Exercise details: Extract each line of the data below exactly as written.

Recorded information:
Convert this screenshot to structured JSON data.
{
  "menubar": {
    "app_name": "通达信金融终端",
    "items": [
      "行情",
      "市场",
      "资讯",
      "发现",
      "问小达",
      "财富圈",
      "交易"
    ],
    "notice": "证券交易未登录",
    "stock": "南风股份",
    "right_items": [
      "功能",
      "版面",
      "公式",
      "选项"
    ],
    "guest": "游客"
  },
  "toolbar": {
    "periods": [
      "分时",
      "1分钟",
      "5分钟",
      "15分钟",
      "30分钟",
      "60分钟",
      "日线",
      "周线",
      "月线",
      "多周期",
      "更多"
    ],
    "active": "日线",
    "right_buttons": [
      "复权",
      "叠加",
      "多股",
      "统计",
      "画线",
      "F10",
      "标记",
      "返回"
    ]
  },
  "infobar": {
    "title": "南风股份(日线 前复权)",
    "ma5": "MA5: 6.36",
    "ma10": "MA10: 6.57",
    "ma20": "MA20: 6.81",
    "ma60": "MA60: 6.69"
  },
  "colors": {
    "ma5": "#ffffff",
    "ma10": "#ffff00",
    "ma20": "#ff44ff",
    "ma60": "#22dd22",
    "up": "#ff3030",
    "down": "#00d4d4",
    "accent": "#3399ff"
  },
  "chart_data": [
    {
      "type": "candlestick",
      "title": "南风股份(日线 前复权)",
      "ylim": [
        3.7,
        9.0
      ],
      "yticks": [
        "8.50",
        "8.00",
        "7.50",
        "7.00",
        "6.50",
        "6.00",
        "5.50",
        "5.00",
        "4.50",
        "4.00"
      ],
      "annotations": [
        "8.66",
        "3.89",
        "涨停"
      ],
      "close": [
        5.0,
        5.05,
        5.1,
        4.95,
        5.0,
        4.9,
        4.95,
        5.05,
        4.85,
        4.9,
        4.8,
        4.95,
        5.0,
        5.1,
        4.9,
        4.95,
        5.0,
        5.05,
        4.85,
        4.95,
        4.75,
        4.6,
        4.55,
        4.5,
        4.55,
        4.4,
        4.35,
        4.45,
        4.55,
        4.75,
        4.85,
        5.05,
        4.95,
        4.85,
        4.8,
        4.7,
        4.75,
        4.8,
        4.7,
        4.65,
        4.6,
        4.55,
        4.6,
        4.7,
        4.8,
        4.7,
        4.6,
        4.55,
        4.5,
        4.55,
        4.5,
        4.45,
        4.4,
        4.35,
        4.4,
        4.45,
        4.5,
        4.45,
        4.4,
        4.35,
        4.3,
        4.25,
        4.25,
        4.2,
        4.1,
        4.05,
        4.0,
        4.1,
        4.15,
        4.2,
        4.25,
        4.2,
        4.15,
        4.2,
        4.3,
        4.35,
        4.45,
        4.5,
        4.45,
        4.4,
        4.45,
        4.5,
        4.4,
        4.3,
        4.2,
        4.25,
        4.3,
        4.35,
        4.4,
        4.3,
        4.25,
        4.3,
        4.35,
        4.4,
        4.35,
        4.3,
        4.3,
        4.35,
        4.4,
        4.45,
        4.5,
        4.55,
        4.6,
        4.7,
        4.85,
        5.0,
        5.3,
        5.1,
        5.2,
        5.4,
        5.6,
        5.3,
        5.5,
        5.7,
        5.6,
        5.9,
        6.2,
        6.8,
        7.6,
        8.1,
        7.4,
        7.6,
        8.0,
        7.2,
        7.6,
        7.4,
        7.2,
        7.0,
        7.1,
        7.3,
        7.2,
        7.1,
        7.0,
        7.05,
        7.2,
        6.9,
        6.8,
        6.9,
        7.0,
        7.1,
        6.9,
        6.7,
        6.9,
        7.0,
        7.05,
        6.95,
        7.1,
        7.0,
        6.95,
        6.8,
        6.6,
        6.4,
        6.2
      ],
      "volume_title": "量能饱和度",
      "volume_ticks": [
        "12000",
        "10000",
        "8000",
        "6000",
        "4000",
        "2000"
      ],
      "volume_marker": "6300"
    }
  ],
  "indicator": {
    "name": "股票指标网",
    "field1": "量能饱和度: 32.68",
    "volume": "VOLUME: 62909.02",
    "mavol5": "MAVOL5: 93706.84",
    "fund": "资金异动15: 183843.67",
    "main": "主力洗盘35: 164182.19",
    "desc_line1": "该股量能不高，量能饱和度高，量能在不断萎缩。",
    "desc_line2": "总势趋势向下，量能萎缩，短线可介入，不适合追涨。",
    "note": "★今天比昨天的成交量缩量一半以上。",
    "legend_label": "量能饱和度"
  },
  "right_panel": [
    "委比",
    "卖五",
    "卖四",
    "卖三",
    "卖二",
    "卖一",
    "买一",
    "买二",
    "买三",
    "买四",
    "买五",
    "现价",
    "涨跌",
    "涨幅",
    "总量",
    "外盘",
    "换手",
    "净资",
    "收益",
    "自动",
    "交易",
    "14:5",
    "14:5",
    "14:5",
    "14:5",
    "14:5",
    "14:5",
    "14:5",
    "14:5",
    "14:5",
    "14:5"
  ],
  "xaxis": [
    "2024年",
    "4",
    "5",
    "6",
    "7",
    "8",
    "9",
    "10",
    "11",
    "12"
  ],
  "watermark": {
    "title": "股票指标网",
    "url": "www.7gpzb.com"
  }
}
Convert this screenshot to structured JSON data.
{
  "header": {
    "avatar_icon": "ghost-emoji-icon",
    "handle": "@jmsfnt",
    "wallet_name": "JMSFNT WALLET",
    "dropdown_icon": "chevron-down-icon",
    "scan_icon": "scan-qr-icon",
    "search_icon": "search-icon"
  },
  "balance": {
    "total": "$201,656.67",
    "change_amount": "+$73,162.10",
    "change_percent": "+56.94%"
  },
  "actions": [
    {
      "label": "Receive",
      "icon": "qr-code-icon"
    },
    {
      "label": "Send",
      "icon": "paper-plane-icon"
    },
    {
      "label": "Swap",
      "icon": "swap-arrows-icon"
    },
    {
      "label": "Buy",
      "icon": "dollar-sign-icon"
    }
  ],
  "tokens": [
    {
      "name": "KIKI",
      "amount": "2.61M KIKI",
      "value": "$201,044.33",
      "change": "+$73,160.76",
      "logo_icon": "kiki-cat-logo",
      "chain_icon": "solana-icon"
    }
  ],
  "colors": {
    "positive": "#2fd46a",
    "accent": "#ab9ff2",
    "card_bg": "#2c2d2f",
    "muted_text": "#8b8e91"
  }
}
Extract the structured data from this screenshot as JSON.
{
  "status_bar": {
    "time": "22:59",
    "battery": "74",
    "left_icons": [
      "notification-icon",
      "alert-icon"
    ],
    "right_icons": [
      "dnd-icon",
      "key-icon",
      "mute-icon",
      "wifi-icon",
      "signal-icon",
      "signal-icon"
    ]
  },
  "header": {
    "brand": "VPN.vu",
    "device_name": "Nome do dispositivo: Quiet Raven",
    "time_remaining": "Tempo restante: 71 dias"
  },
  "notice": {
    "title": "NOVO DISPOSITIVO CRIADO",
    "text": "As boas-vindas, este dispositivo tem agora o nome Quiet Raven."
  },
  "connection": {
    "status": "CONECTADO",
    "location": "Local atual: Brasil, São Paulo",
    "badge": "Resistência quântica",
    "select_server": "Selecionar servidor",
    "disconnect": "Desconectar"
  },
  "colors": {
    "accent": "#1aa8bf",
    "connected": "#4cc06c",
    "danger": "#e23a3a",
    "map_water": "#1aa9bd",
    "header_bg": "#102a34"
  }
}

Exercise solution:
Convert this screenshot to structured JSON data.
{
  "menubar": {
    "app_name": "通达信金融终端",
    "items": [
      "行情",
      "市场",
      "资讯",
      "发现",
      "问小达",
      "财富圈",
      "交易"
    ],
    "notice": "证券交易未登录",
    "stock": "南风股份",
    "right_items": [
      "功能",
      "版面",
      "公式",
      "选项"
    ],
    "guest": "游客"
  },
  "toolbar": {
    "periods": [
      "分时",
      "1分钟",
      "5分钟",
      "15分钟",
      "30分钟",
      "60分钟",
      "日线",
      "周线",
      "月线",
      "多周期",
      "更多"
    ],
    "active": "日线",
    "right_buttons": [
      "复权",
      "叠加",
      "多股",
      "统计",
      "画线",
      "F10",
      "标记",
      "返回"
    ]
  },
  "infobar": {
    "title": "南风股份(日线 前复权)",
    "ma5": "MA5: 6.36",
    "ma10": "MA10: 6.57",
    "ma20": "MA20: 6.81",
    "ma60": "MA60: 6.69"
  },
  "colors": {
    "ma5": "#ffffff",
    "ma10": "#ffff00",
    "ma20": "#ff44ff",
    "ma60": "#22dd22",
    "up": "#ff3030",
    "down": "#00d4d4",
    "accent": "#3399ff"
  },
  "chart_data": [
    {
      "type": "candlestick",
      "title": "南风股份(日线 前复权)",
      "ylim": [
        3.7,
        9.0
      ],
      "yticks": [
        "8.50",
        "8.00",
        "7.50",
        "7.00",
        "6.50",
        "6.00",
        "5.50",
        "5.00",
        "4.50",
        "4.00"
      ],
      "annotations": [
        "8.66",
        "3.89",
        "涨停"
      ],
      "close": [
        5.0,
        5.05,
        5.1,
        4.95,
        5.0,
        4.9,
        4.95,
        5.05,
        4.85,
        4.9,
        4.8,
        4.95,
        5.0,
        5.1,
        4.9,
        4.95,
        5.0,
        5.05,
        4.85,
        4.95,
        4.75,
        4.6,
        4.55,
        4.5,
        4.55,
        4.4,
        4.35,
        4.45,
        4.55,
        4.75,
        4.85,
        5.05,
        4.95,
        4.85,
        4.8,
        4.7,
        4.75,
        4.8,
        4.7,
        4.65,
        4.6,
        4.55,
        4.6,
        4.7,
        4.8,
        4.7,
        4.6,
        4.55,
        4.5,
        4.55,
        4.5,
        4.45,
        4.4,
        4.35,
        4.4,
        4.45,
        4.5,
        4.45,
        4.4,
        4.35,
        4.3,
        4.25,
        4.25,
        4.2,
        4.1,
        4.05,
        4.0,
        4.1,
        4.15,
        4.2,
        4.25,
        4.2,
        4.15,
        4.2,
        4.3,
        4.35,
        4.45,
        4.5,
        4.45,
        4.4,
        4.45,
        4.5,
        4.4,
        4.3,
        4.2,
        4.25,
        4.3,
        4.35,
        4.4,
        4.3,
        4.25,
        4.3,
        4.35,
        4.4,
        4.35,
        4.3,
        4.3,
        4.35,
        4.4,
        4.45,
        4.5,
        4.55,
        4.6,
        4.7,
        4.85,
        5.0,
        5.3,
        5.1,
        5.2,
        5.4,
        5.6,
        5.3,
        5.5,
        5.7,
        5.6,
        5.9,
        6.2,
        6.8,
        7.6,
        8.1,
        7.4,
        7.6,
        8.0,
        7.2,
        7.6,
        7.4,
        7.2,
        7.0,
        7.1,
        7.3,
        7.2,
        7.1,
        7.0,
        7.05,
        7.2,
        6.9,
        6.8,
        6.9,
        7.0,
        7.1,
        6.9,
        6.7,
        6.9,
        7.0,
        7.05,
        6.95,
        7.1,
        7.0,
        6.95,
        6.8,
        6.6,
        6.4,
        6.2
      ],
      "volume_title": "量能饱和度",
      "volume_ticks": [
        "12000",
        "10000",
        "8000",
        "6000",
        "4000",
        "2000"
      ],
      "volume_marker": "6300"
    }
  ],
  "indicator": {
    "name": "股票指标网",
    "field1": "量能饱和度: 32.68",
    "volume": "VOLUME: 62909.02",
    "mavol5": "MAVOL5: 93706.84",
    "fund": "资金异动15: 183843.67",
    "main": "主力洗盘35: 164182.19",
    "desc_line1": "该股量能不高，量能饱和度高，量能在不断萎缩。",
    "desc_line2": "总势趋势向下，量能萎缩，短线可介入，不适合追涨。",
    "note": "★今天比昨天的成交量缩量一半以上。",
    "legend_label": "量能饱和度"
  },
  "right_panel": [
    "委比",
    "卖五",
    "卖四",
    "卖三",
    "卖二",
    "卖一",
    "买一",
    "买二",
    "买三",
    "买四",
    "买五",
    "现价",
    "涨跌",
    "涨幅",
    "总量",
    "外盘",
    "换手",
    "净资",
    "收益",
    "自动",
    "交易",
    "14:5",
    "14:5",
    "14:5",
    "14:5",
    "14:5",
    "14:5",
    "14:5",
    "14:5",
    "14:5",
    "14:5"
  ],
  "xaxis": [
    "2024年",
    "4",
    "5",
    "6",
    "7",
    "8",
    "9",
    "10",
    "11",
    "12"
  ],
  "watermark": {
    "title": "股票指标网",
    "url": "www.7gpzb.com"
  }
}
Convert this screenshot to structured JSON data.
{
  "header": {
    "avatar_icon": "ghost-emoji-icon",
    "handle": "@jmsfnt",
    "wallet_name": "JMSFNT WALLET",
    "dropdown_icon": "chevron-down-icon",
    "scan_icon": "scan-qr-icon",
    "search_icon": "search-icon"
  },
  "balance": {
    "total": "$201,656.67",
    "change_amount": "+$73,162.10",
    "change_percent": "+56.94%"
  },
  "actions": [
    {
      "label": "Receive",
      "icon": "qr-code-icon"
    },
    {
      "label": "Send",
      "icon": "paper-plane-icon"
    },
    {
      "label": "Swap",
      "icon": "swap-arrows-icon"
    },
    {
      "label": "Buy",
      "icon": "dollar-sign-icon"
    }
  ],
  "tokens": [
    {
      "name": "KIKI",
      "amount": "2.61M KIKI",
      "value": "$201,044.33",
      "change": "+$73,160.76",
      "logo_icon": "kiki-cat-logo",
      "chain_icon": "solana-icon"
    }
  ],
  "colors": {
    "positive": "#2fd46a",
    "accent": "#ab9ff2",
    "card_bg": "#2c2d2f",
    "muted_text": "#8b8e91"
  }
}
Extract the structured data from this screenshot as JSON.
{
  "status_bar": {
    "time": "22:59",
    "battery": "74",
    "left_icons": [
      "notification-icon",
      "alert-icon"
    ],
    "right_icons": [
      "dnd-icon",
      "key-icon",
      "mute-icon",
      "wifi-icon",
      "signal-icon",
      "signal-icon"
    ]
  },
  "header": {
    "brand": "VPN.vu",
    "device_name": "Nome do dispositivo: Quiet Raven",
    "time_remaining": "Tempo restante: 71 dias"
  },
  "notice": {
    "title": "NOVO DISPOSITIVO CRIADO",
    "text": "As boas-vindas, este dispositivo tem agora o nome Quiet Raven."
  },
  "connection": {
    "status": "CONECTADO",
    "location": "Local atual: Brasil, São Paulo",
    "badge": "Resistência quântica",
    "select_server": "Selecionar servidor",
    "disconnect": "Desconectar"
  },
  "colors": {
    "accent": "#1aa8bf",
    "connected": "#4cc06c",
    "danger": "#e23a3a",
    "map_water": "#1aa9bd",
    "header_bg": "#102a34"
  }
}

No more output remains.